## What the task requires
From the records below, please print only the lines from the one containing "What's the underlying" through the one containing "Decode this image", both included. Skip the pictures.

## Exercise data
## Start

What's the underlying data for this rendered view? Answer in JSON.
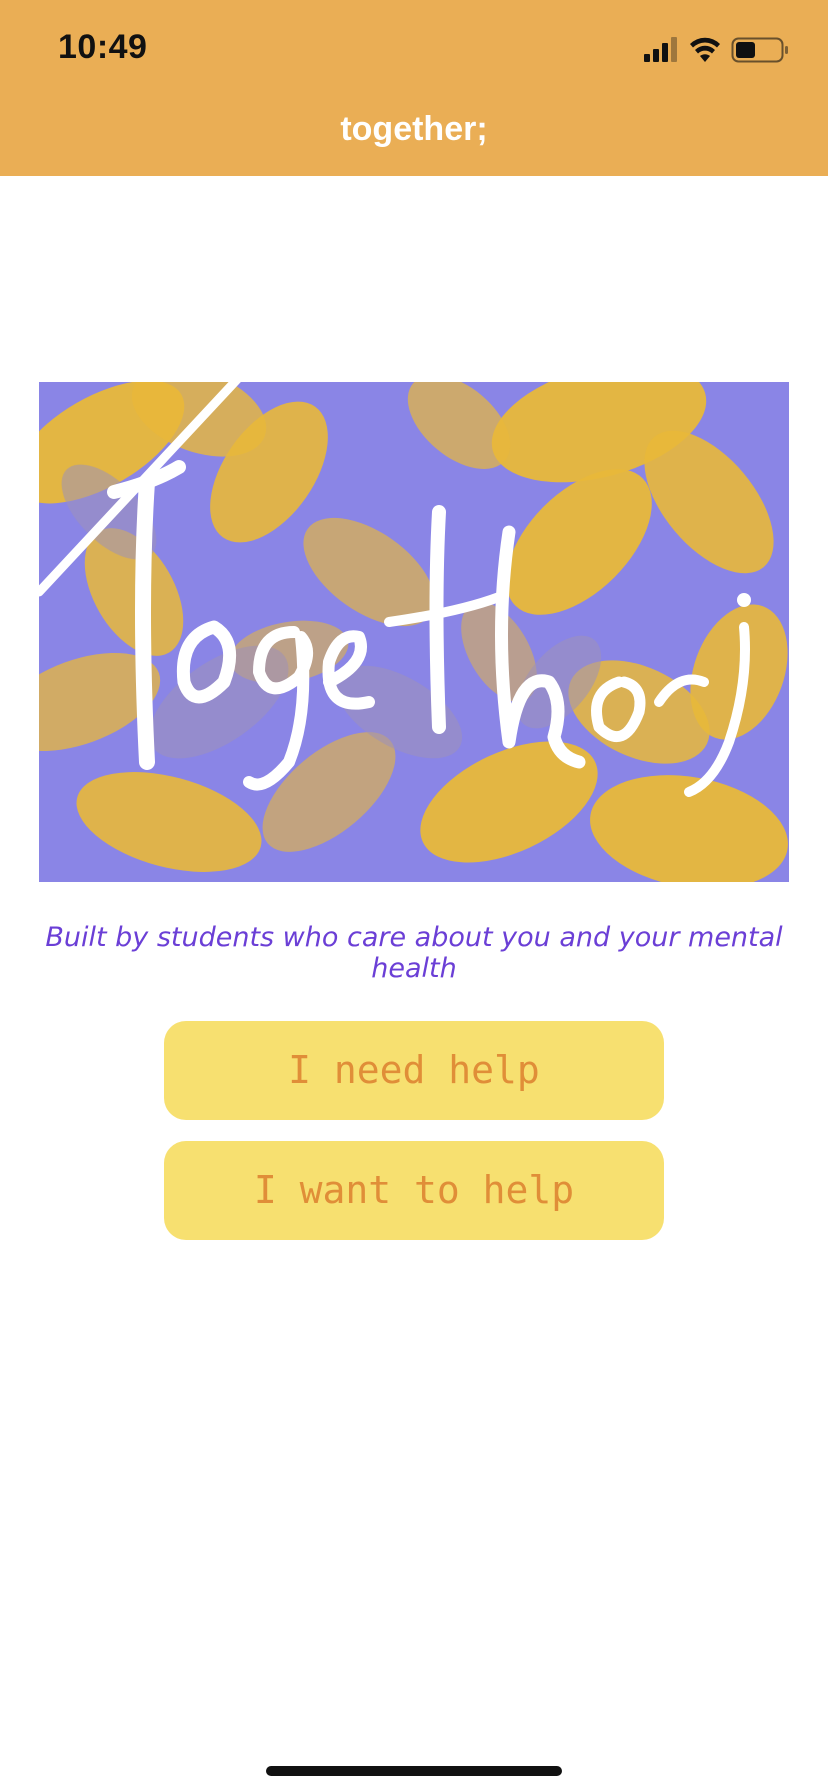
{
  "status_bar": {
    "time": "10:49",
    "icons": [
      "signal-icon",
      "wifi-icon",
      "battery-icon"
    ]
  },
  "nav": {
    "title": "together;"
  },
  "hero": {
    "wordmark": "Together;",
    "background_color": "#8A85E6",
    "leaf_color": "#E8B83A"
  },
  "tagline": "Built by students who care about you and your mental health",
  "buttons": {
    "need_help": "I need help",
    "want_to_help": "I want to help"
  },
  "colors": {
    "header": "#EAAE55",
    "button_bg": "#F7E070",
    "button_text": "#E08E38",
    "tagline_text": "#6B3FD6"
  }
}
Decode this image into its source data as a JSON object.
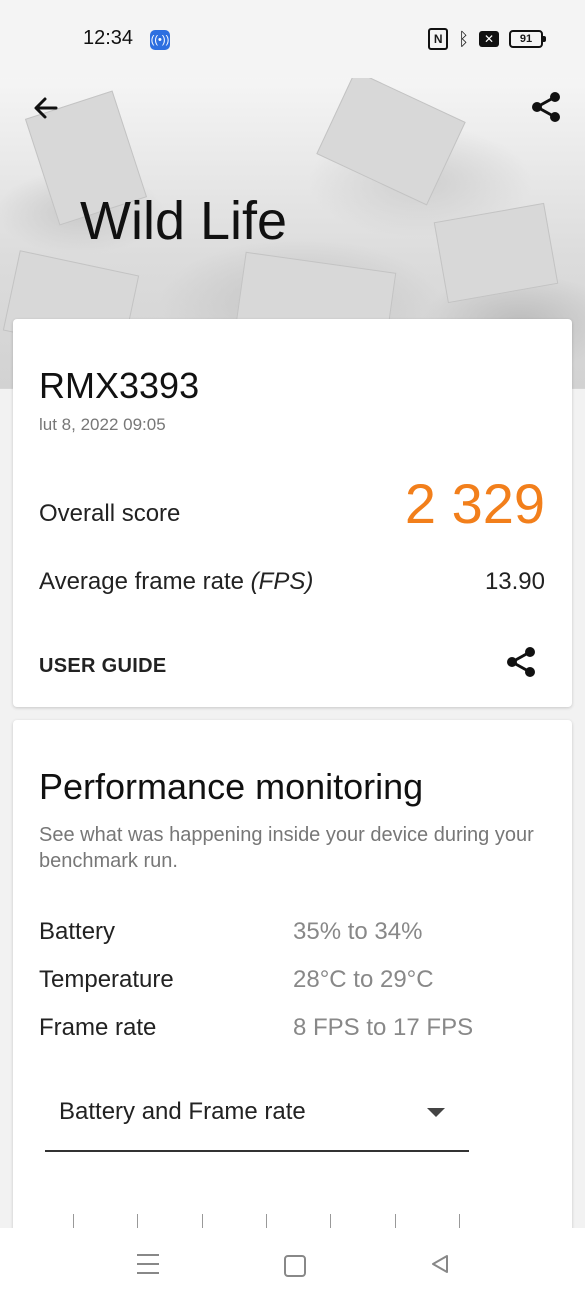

## End
## Start

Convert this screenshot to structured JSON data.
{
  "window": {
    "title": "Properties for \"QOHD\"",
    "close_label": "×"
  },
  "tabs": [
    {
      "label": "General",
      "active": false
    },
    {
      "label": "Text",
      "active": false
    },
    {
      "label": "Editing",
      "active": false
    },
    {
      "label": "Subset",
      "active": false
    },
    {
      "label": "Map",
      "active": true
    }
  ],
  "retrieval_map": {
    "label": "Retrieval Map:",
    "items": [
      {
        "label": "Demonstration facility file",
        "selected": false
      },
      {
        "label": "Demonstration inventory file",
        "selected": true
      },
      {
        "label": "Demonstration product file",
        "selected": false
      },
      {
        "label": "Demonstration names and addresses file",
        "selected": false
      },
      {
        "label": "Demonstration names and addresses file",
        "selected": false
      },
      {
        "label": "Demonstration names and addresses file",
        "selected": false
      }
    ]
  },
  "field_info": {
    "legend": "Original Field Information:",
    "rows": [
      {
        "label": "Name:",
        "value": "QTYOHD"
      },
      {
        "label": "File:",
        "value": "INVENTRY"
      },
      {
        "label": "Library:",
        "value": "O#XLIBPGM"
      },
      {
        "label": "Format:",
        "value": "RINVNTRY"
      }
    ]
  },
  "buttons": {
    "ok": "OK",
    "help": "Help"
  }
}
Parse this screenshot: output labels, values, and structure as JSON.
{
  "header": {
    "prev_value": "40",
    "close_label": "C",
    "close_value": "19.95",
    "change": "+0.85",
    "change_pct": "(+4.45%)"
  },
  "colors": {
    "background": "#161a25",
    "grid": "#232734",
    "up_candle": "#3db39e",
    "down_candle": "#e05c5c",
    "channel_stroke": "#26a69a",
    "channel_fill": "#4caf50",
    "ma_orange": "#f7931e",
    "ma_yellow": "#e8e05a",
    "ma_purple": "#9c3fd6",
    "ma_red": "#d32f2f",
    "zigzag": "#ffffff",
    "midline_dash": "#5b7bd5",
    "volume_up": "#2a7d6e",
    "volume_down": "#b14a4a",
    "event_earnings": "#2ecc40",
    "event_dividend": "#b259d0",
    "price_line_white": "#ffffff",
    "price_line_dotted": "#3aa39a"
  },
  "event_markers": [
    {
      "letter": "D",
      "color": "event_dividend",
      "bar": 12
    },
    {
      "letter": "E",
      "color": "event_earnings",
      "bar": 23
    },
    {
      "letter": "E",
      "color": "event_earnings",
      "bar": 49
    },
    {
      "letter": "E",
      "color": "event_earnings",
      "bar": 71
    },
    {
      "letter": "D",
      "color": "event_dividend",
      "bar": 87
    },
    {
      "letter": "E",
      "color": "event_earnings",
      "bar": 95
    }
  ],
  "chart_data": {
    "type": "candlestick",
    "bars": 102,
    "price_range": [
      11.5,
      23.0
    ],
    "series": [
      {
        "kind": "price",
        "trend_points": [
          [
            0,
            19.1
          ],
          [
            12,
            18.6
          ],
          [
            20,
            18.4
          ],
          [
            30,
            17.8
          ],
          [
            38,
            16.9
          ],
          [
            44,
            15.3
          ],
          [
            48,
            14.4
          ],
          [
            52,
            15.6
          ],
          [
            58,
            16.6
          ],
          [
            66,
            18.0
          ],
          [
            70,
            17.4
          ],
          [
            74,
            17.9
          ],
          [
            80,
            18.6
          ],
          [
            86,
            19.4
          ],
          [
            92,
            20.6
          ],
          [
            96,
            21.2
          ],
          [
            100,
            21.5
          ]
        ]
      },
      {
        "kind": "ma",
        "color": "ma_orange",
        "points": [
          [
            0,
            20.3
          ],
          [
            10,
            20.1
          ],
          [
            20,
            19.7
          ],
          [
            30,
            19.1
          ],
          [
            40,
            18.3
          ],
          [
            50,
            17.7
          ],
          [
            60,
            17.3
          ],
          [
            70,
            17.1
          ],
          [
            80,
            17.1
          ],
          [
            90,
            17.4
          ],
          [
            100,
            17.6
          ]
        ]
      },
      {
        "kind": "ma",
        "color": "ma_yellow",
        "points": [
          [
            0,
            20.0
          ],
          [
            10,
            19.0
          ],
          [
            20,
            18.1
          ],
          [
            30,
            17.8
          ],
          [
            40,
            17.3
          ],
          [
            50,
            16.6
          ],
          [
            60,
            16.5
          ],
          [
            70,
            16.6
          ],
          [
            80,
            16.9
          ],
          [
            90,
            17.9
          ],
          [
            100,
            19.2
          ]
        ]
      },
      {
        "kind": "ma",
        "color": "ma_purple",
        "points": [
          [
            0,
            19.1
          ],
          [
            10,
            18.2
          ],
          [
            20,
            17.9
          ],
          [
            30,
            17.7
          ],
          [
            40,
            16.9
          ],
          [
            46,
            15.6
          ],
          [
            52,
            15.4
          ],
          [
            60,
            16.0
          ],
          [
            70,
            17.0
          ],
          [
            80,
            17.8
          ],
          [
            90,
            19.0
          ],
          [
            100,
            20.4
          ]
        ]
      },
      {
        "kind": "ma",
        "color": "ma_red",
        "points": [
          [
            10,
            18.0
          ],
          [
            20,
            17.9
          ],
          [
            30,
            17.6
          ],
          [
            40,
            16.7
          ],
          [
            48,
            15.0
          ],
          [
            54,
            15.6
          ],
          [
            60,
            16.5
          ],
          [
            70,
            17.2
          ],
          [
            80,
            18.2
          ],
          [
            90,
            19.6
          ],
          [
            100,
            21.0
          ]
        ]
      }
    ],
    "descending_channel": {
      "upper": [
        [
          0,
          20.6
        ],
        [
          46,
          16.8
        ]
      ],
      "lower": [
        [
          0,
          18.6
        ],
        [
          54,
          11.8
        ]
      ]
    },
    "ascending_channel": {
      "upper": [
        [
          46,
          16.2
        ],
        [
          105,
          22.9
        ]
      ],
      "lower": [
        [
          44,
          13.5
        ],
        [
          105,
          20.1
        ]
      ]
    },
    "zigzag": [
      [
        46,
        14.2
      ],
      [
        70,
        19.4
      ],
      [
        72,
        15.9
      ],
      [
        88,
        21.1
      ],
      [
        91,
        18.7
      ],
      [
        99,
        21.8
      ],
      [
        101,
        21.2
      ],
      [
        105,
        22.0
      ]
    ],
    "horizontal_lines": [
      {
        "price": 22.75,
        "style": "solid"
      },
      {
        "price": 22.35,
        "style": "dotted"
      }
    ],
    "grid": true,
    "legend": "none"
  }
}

## End

## Answer to the exercise
What's the underlying data for this rendered view? Answer in JSON.
{
  "status_bar": {
    "time": "10:49",
    "icons": [
      "signal-icon",
      "wifi-icon",
      "battery-icon"
    ]
  },
  "nav": {
    "title": "together;"
  },
  "hero": {
    "wordmark": "Together;",
    "background_color": "#8A85E6",
    "leaf_color": "#E8B83A"
  },
  "tagline": "Built by students who care about you and your mental health",
  "buttons": {
    "need_help": "I need help",
    "want_to_help": "I want to help"
  },
  "colors": {
    "header": "#EAAE55",
    "button_bg": "#F7E070",
    "button_text": "#E08E38",
    "tagline_text": "#6B3FD6"
  }
}
Decode this image into its source data as a JSON object.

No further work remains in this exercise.